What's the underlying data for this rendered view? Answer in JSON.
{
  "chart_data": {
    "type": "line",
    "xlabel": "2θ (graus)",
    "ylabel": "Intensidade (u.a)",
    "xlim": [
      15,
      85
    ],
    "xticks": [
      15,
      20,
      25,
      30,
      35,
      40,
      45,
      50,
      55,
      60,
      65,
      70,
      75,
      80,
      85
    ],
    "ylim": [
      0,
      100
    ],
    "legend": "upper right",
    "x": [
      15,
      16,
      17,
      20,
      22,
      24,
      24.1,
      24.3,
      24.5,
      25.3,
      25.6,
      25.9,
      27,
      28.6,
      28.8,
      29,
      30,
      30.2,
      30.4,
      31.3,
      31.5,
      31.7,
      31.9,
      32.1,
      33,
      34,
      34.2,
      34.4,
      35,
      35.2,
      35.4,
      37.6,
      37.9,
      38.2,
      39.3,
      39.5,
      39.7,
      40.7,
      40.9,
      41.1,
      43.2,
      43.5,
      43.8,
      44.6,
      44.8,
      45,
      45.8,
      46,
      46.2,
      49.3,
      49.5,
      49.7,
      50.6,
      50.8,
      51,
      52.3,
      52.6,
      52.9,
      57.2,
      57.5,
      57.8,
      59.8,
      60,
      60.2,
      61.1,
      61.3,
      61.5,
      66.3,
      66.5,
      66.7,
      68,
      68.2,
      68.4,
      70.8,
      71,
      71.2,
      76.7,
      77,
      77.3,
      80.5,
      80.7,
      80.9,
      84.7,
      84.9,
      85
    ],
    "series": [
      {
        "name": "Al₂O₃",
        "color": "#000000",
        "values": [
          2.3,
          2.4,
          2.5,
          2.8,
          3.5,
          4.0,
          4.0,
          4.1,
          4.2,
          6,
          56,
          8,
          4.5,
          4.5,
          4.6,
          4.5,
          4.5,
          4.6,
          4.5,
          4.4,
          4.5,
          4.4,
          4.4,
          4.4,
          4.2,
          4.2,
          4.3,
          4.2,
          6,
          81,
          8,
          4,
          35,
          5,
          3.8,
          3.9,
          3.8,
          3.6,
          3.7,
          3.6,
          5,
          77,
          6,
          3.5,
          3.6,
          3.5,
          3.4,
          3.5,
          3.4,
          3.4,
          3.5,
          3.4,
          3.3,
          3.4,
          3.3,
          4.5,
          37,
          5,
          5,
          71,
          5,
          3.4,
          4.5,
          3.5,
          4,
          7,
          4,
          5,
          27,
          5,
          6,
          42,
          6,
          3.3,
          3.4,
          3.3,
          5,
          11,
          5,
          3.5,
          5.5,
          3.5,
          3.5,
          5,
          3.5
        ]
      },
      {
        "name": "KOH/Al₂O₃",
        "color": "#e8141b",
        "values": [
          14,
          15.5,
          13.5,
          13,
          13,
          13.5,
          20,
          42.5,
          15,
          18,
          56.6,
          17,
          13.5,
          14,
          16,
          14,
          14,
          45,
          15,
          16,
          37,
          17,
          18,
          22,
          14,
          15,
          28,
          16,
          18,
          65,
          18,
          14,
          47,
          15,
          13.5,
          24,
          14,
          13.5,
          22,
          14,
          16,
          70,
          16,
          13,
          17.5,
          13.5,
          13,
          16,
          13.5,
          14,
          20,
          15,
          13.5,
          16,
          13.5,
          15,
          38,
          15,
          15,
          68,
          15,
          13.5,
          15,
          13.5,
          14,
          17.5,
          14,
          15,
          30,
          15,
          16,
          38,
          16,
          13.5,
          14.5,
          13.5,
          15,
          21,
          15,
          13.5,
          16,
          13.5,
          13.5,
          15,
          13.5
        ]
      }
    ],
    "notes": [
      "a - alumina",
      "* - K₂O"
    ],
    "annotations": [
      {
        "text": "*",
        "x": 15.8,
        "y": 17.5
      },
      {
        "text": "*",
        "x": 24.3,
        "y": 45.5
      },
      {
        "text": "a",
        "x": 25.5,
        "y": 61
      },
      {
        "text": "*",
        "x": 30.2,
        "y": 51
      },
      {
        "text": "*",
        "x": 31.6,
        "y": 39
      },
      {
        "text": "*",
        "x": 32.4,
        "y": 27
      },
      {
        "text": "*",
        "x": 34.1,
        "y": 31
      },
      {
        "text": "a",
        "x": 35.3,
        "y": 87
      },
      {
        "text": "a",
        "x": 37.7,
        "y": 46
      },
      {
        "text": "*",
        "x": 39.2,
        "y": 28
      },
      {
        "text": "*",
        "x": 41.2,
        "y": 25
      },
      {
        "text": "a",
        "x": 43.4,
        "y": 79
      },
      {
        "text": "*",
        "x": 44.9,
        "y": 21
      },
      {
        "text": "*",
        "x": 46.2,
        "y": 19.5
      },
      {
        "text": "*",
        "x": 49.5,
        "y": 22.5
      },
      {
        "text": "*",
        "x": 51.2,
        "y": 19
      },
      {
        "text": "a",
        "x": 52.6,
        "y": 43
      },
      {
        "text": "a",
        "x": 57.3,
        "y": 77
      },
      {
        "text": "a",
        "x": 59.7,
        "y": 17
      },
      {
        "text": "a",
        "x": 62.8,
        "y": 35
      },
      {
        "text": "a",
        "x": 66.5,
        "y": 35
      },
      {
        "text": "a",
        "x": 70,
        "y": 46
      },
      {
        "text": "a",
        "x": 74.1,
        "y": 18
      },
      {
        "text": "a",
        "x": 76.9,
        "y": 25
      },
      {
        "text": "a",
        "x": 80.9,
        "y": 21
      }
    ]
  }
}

++++++++

→ Instructions to follow:
Reproduce the full listing above, character for character.

→ Solved exercise:
What's the underlying data for this rendered view? Answer in JSON.
{
  "chart_data": {
    "type": "line",
    "xlabel": "2θ (graus)",
    "ylabel": "Intensidade (u.a)",
    "xlim": [
      15,
      85
    ],
    "xticks": [
      15,
      20,
      25,
      30,
      35,
      40,
      45,
      50,
      55,
      60,
      65,
      70,
      75,
      80,
      85
    ],
    "ylim": [
      0,
      100
    ],
    "legend": "upper right",
    "x": [
      15,
      16,
      17,
      20,
      22,
      24,
      24.1,
      24.3,
      24.5,
      25.3,
      25.6,
      25.9,
      27,
      28.6,
      28.8,
      29,
      30,
      30.2,
      30.4,
      31.3,
      31.5,
      31.7,
      31.9,
      32.1,
      33,
      34,
      34.2,
      34.4,
      35,
      35.2,
      35.4,
      37.6,
      37.9,
      38.2,
      39.3,
      39.5,
      39.7,
      40.7,
      40.9,
      41.1,
      43.2,
      43.5,
      43.8,
      44.6,
      44.8,
      45,
      45.8,
      46,
      46.2,
      49.3,
      49.5,
      49.7,
      50.6,
      50.8,
      51,
      52.3,
      52.6,
      52.9,
      57.2,
      57.5,
      57.8,
      59.8,
      60,
      60.2,
      61.1,
      61.3,
      61.5,
      66.3,
      66.5,
      66.7,
      68,
      68.2,
      68.4,
      70.8,
      71,
      71.2,
      76.7,
      77,
      77.3,
      80.5,
      80.7,
      80.9,
      84.7,
      84.9,
      85
    ],
    "series": [
      {
        "name": "Al₂O₃",
        "color": "#000000",
        "values": [
          2.3,
          2.4,
          2.5,
          2.8,
          3.5,
          4.0,
          4.0,
          4.1,
          4.2,
          6,
          56,
          8,
          4.5,
          4.5,
          4.6,
          4.5,
          4.5,
          4.6,
          4.5,
          4.4,
          4.5,
          4.4,
          4.4,
          4.4,
          4.2,
          4.2,
          4.3,
          4.2,
          6,
          81,
          8,
          4,
          35,
          5,
          3.8,
          3.9,
          3.8,
          3.6,
          3.7,
          3.6,
          5,
          77,
          6,
          3.5,
          3.6,
          3.5,
          3.4,
          3.5,
          3.4,
          3.4,
          3.5,
          3.4,
          3.3,
          3.4,
          3.3,
          4.5,
          37,
          5,
          5,
          71,
          5,
          3.4,
          4.5,
          3.5,
          4,
          7,
          4,
          5,
          27,
          5,
          6,
          42,
          6,
          3.3,
          3.4,
          3.3,
          5,
          11,
          5,
          3.5,
          5.5,
          3.5,
          3.5,
          5,
          3.5
        ]
      },
      {
        "name": "KOH/Al₂O₃",
        "color": "#e8141b",
        "values": [
          14,
          15.5,
          13.5,
          13,
          13,
          13.5,
          20,
          42.5,
          15,
          18,
          56.6,
          17,
          13.5,
          14,
          16,
          14,
          14,
          45,
          15,
          16,
          37,
          17,
          18,
          22,
          14,
          15,
          28,
          16,
          18,
          65,
          18,
          14,
          47,
          15,
          13.5,
          24,
          14,
          13.5,
          22,
          14,
          16,
          70,
          16,
          13,
          17.5,
          13.5,
          13,
          16,
          13.5,
          14,
          20,
          15,
          13.5,
          16,
          13.5,
          15,
          38,
          15,
          15,
          68,
          15,
          13.5,
          15,
          13.5,
          14,
          17.5,
          14,
          15,
          30,
          15,
          16,
          38,
          16,
          13.5,
          14.5,
          13.5,
          15,
          21,
          15,
          13.5,
          16,
          13.5,
          13.5,
          15,
          13.5
        ]
      }
    ],
    "notes": [
      "a - alumina",
      "* - K₂O"
    ],
    "annotations": [
      {
        "text": "*",
        "x": 15.8,
        "y": 17.5
      },
      {
        "text": "*",
        "x": 24.3,
        "y": 45.5
      },
      {
        "text": "a",
        "x": 25.5,
        "y": 61
      },
      {
        "text": "*",
        "x": 30.2,
        "y": 51
      },
      {
        "text": "*",
        "x": 31.6,
        "y": 39
      },
      {
        "text": "*",
        "x": 32.4,
        "y": 27
      },
      {
        "text": "*",
        "x": 34.1,
        "y": 31
      },
      {
        "text": "a",
        "x": 35.3,
        "y": 87
      },
      {
        "text": "a",
        "x": 37.7,
        "y": 46
      },
      {
        "text": "*",
        "x": 39.2,
        "y": 28
      },
      {
        "text": "*",
        "x": 41.2,
        "y": 25
      },
      {
        "text": "a",
        "x": 43.4,
        "y": 79
      },
      {
        "text": "*",
        "x": 44.9,
        "y": 21
      },
      {
        "text": "*",
        "x": 46.2,
        "y": 19.5
      },
      {
        "text": "*",
        "x": 49.5,
        "y": 22.5
      },
      {
        "text": "*",
        "x": 51.2,
        "y": 19
      },
      {
        "text": "a",
        "x": 52.6,
        "y": 43
      },
      {
        "text": "a",
        "x": 57.3,
        "y": 77
      },
      {
        "text": "a",
        "x": 59.7,
        "y": 17
      },
      {
        "text": "a",
        "x": 62.8,
        "y": 35
      },
      {
        "text": "a",
        "x": 66.5,
        "y": 35
      },
      {
        "text": "a",
        "x": 70,
        "y": 46
      },
      {
        "text": "a",
        "x": 74.1,
        "y": 18
      },
      {
        "text": "a",
        "x": 76.9,
        "y": 25
      },
      {
        "text": "a",
        "x": 80.9,
        "y": 21
      }
    ]
  }
}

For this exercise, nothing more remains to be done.